Information shown.
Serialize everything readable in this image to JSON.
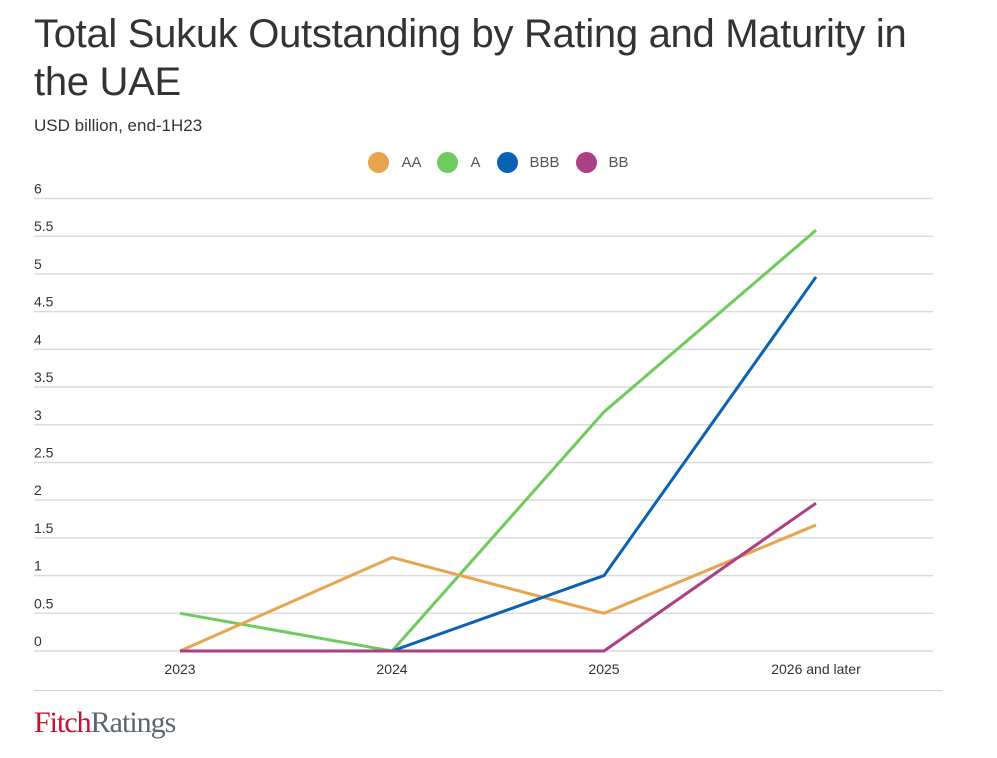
{
  "header": {
    "title": "Total Sukuk Outstanding by Rating and Maturity in the UAE",
    "subtitle": "USD billion, end-1H23"
  },
  "footer": {
    "logo_part1": "Fitch",
    "logo_part2": "Ratings"
  },
  "chart_data": {
    "type": "line",
    "title": "Total Sukuk Outstanding by Rating and Maturity in the UAE",
    "subtitle": "USD billion, end-1H23",
    "xlabel": "",
    "ylabel": "",
    "categories": [
      "2023",
      "2024",
      "2025",
      "2026 and later"
    ],
    "ylim": [
      0,
      6
    ],
    "yticks": [
      0,
      0.5,
      1,
      1.5,
      2,
      2.5,
      3,
      3.5,
      4,
      4.5,
      5,
      5.5,
      6
    ],
    "ytick_labels": [
      "0",
      "0.5",
      "1",
      "1.5",
      "2",
      "2.5",
      "3",
      "3.5",
      "4",
      "4.5",
      "5",
      "5.5",
      "6"
    ],
    "grid": true,
    "legend_position": "top-center",
    "series": [
      {
        "name": "AA",
        "color": "#e8a44f",
        "values": [
          0,
          1.24,
          0.5,
          1.67
        ]
      },
      {
        "name": "A",
        "color": "#6fcb5c",
        "values": [
          0.5,
          0,
          3.17,
          5.58
        ]
      },
      {
        "name": "BBB",
        "color": "#0b62b5",
        "values": [
          0,
          0,
          1.0,
          4.96
        ]
      },
      {
        "name": "BB",
        "color": "#ad3f85",
        "values": [
          0,
          0,
          0,
          1.96
        ]
      }
    ]
  }
}
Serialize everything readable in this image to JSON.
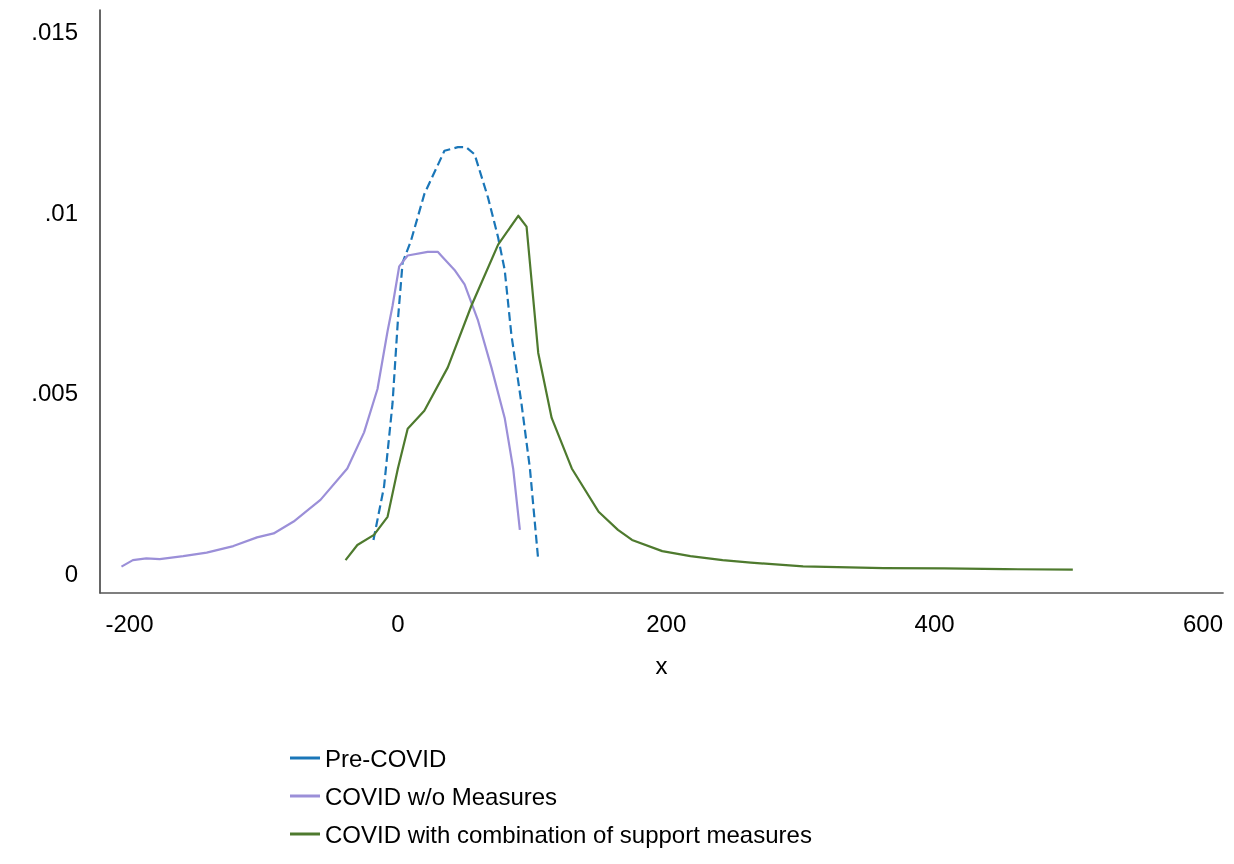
{
  "chart_data": {
    "type": "line",
    "xlabel": "x",
    "xlim": [
      -222,
      615
    ],
    "xticks": [
      -200,
      0,
      200,
      400,
      600
    ],
    "ylim": [
      -0.00055,
      0.0156
    ],
    "yticks": [
      {
        "value": 0,
        "label": "0"
      },
      {
        "value": 0.005,
        "label": ".005"
      },
      {
        "value": 0.01,
        "label": ".01"
      },
      {
        "value": 0.015,
        "label": ".015"
      }
    ],
    "grid": false,
    "legend": "bottom",
    "marker": "none",
    "series": [
      {
        "name": "Pre-COVID",
        "color": "#1a76b8",
        "line_style": "dashed",
        "x": [
          -18.2,
          -10.3,
          -4,
          0,
          3.5,
          9.7,
          19.7,
          34.7,
          44.7,
          50.9,
          57.2,
          67.2,
          74.7,
          79.6,
          84.6,
          92.1,
          98.4,
          104.6
        ],
        "values": [
          0.00092,
          0.0024,
          0.0047,
          0.007,
          0.0086,
          0.0092,
          0.0105,
          0.0117,
          0.0118,
          0.0118,
          0.0116,
          0.0104,
          0.0093,
          0.0084,
          0.0066,
          0.0047,
          0.0029,
          0.00036
        ]
      },
      {
        "name": "COVID w/o Measures",
        "color": "#9b8fd8",
        "line_style": "solid",
        "x": [
          -206,
          -197.5,
          -187.5,
          -177.5,
          -160,
          -142.5,
          -122.6,
          -105,
          -92.6,
          -77.7,
          -57.7,
          -37.7,
          -25.2,
          -15.2,
          -7.7,
          -4,
          1,
          7.3,
          22.2,
          29.7,
          42.2,
          49.7,
          59.7,
          69.7,
          79.6,
          85.9,
          90.9
        ],
        "values": [
          0.00018,
          0.00036,
          0.00041,
          0.00039,
          0.00047,
          0.00057,
          0.00075,
          0.00099,
          0.0011,
          0.00143,
          0.00203,
          0.0029,
          0.0039,
          0.0051,
          0.0067,
          0.0074,
          0.0085,
          0.0088,
          0.0089,
          0.0089,
          0.0084,
          0.008,
          0.007,
          0.0057,
          0.0043,
          0.0029,
          0.0012
        ]
      },
      {
        "name": "COVID with combination of support measures",
        "color": "#4e7a2e",
        "line_style": "solid",
        "x": [
          -39,
          -30.2,
          -17.8,
          -7.7,
          0,
          7.3,
          19.7,
          37.2,
          54.7,
          74.7,
          89.7,
          95.9,
          104.6,
          114.6,
          129.6,
          149.6,
          164,
          174.5,
          197,
          218,
          242,
          263,
          302,
          362,
          407,
          452,
          503
        ],
        "values": [
          0.00036,
          0.00078,
          0.00106,
          0.00156,
          0.0029,
          0.004,
          0.0045,
          0.0057,
          0.0074,
          0.0091,
          0.0099,
          0.0096,
          0.0061,
          0.0043,
          0.0029,
          0.0017,
          0.0012,
          0.00092,
          0.00061,
          0.00047,
          0.00036,
          0.00029,
          0.00019,
          0.00014,
          0.00013,
          0.00011,
          0.0001
        ]
      }
    ]
  }
}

Given instruction.
Each line in the data that holds the string "COVID" should be found and copied.

Answer below.
        "name": "Pre-COVID",
        "name": "COVID w/o Measures",
        "name": "COVID with combination of support measures",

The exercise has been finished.